What the task requires:
Filter this data down to the lines that hold "fatality", and copy them.

─── Items

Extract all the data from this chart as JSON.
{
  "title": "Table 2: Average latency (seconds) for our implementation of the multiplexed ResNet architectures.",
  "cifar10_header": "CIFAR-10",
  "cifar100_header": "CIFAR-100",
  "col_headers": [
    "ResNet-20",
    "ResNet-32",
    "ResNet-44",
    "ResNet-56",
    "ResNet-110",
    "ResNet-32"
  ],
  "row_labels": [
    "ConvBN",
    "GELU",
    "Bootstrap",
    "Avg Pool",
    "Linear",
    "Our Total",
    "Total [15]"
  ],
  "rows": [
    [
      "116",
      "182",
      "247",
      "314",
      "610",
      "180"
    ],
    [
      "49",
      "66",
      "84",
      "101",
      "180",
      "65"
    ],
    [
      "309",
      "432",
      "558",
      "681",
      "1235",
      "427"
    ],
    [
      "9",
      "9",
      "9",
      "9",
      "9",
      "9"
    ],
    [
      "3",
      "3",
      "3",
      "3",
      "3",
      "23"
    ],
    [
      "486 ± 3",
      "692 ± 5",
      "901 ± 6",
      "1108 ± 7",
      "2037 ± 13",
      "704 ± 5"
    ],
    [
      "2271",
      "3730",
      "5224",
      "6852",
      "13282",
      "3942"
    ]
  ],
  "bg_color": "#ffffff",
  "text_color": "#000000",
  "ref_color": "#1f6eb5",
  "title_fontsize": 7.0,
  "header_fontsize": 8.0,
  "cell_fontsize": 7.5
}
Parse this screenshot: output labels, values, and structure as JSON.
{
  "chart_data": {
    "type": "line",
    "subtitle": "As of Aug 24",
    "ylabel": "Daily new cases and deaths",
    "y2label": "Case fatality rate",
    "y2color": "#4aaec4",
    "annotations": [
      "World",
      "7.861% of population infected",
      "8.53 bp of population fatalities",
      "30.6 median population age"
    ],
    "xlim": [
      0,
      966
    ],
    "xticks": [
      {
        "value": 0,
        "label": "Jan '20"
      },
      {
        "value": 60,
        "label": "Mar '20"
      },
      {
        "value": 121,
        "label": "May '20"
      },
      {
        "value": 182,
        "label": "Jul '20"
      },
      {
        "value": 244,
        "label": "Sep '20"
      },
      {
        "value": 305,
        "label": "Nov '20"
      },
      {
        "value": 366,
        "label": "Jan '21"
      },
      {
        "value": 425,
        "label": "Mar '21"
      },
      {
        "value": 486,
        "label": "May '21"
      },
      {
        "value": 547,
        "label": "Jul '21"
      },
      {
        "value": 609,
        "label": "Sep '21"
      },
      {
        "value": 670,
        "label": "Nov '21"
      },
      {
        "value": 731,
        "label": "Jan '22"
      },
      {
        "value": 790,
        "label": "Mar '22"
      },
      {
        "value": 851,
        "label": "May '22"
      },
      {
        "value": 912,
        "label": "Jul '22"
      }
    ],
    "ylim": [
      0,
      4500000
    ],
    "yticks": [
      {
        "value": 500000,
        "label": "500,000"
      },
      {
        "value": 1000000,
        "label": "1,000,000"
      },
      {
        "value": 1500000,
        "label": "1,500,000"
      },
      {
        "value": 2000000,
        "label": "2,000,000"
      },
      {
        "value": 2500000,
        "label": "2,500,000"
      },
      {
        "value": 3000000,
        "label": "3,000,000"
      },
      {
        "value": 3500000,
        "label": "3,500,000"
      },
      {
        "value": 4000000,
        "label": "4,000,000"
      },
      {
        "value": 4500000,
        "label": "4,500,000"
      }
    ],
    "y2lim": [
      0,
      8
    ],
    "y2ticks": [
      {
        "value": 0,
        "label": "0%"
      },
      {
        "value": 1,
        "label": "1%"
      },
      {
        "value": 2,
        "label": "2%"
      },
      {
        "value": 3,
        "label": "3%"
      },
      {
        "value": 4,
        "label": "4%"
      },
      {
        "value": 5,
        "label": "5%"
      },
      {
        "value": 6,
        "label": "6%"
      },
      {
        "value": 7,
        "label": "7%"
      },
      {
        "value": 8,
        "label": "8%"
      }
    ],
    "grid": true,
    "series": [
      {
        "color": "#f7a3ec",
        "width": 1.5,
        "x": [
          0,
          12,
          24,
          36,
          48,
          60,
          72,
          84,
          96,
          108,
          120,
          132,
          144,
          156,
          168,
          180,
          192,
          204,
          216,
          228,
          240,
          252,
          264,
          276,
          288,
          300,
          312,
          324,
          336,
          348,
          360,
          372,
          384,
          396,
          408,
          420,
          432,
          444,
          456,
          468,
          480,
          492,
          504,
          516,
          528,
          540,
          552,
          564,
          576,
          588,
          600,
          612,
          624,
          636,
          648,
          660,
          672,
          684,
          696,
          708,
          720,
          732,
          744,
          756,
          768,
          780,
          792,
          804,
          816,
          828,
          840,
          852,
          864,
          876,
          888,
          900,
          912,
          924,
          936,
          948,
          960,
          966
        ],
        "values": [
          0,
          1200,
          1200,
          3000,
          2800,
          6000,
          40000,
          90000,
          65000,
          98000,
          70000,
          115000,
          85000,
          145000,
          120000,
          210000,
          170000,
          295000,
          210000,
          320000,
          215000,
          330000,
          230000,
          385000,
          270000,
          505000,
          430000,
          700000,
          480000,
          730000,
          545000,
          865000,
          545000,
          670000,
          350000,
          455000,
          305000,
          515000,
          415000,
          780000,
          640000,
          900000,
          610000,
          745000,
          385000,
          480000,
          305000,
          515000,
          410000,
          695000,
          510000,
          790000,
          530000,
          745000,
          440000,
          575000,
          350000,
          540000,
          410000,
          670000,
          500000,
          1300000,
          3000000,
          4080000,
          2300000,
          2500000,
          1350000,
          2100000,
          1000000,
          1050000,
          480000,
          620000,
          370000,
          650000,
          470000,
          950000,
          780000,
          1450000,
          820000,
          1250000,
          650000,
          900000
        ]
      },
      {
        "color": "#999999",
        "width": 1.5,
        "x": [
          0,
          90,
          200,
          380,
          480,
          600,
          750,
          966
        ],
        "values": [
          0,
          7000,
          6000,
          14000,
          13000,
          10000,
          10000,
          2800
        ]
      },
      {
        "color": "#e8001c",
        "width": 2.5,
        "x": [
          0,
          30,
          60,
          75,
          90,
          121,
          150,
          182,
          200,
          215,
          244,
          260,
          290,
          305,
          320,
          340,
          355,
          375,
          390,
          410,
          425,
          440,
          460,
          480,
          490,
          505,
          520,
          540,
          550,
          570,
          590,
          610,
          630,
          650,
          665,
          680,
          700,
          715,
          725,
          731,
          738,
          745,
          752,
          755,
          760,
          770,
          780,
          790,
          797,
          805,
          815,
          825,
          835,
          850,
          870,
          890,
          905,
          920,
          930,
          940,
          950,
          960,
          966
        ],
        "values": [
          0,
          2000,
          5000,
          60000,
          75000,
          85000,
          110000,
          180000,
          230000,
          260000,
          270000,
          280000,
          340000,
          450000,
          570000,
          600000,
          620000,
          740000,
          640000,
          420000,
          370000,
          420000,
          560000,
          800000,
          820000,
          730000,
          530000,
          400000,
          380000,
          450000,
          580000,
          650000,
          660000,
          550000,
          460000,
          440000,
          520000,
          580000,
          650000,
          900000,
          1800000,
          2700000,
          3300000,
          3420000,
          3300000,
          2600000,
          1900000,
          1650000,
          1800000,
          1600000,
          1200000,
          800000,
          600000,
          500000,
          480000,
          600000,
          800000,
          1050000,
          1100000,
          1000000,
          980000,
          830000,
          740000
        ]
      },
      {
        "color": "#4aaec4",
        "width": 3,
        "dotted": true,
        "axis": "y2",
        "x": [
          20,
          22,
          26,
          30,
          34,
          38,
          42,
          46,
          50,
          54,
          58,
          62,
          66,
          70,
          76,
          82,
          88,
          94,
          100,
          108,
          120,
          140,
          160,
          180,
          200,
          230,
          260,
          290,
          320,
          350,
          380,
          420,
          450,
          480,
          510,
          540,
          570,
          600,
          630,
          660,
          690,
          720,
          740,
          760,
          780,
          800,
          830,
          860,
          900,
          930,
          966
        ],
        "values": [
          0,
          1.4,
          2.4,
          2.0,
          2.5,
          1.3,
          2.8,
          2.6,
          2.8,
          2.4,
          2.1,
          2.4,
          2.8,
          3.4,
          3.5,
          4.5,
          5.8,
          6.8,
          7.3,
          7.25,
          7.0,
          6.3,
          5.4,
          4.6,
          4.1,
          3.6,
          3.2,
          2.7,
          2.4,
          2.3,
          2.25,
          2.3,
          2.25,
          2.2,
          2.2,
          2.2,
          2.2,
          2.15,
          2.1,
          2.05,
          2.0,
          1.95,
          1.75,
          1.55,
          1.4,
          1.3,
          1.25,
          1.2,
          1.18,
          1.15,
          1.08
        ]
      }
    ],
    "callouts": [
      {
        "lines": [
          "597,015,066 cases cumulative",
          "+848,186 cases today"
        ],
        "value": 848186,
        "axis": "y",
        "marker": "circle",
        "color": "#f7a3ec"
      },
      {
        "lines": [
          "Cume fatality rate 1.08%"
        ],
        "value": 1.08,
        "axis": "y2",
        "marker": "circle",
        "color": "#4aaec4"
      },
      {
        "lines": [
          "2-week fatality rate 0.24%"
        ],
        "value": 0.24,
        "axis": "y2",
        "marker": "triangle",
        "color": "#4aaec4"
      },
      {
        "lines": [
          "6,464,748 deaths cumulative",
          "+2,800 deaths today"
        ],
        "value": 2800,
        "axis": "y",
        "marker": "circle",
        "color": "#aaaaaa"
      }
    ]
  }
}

──────

Written answer:
    "y2label": "Case fatality rate",
          "Cume fatality rate 1.08%"
          "2-week fatality rate 0.24%"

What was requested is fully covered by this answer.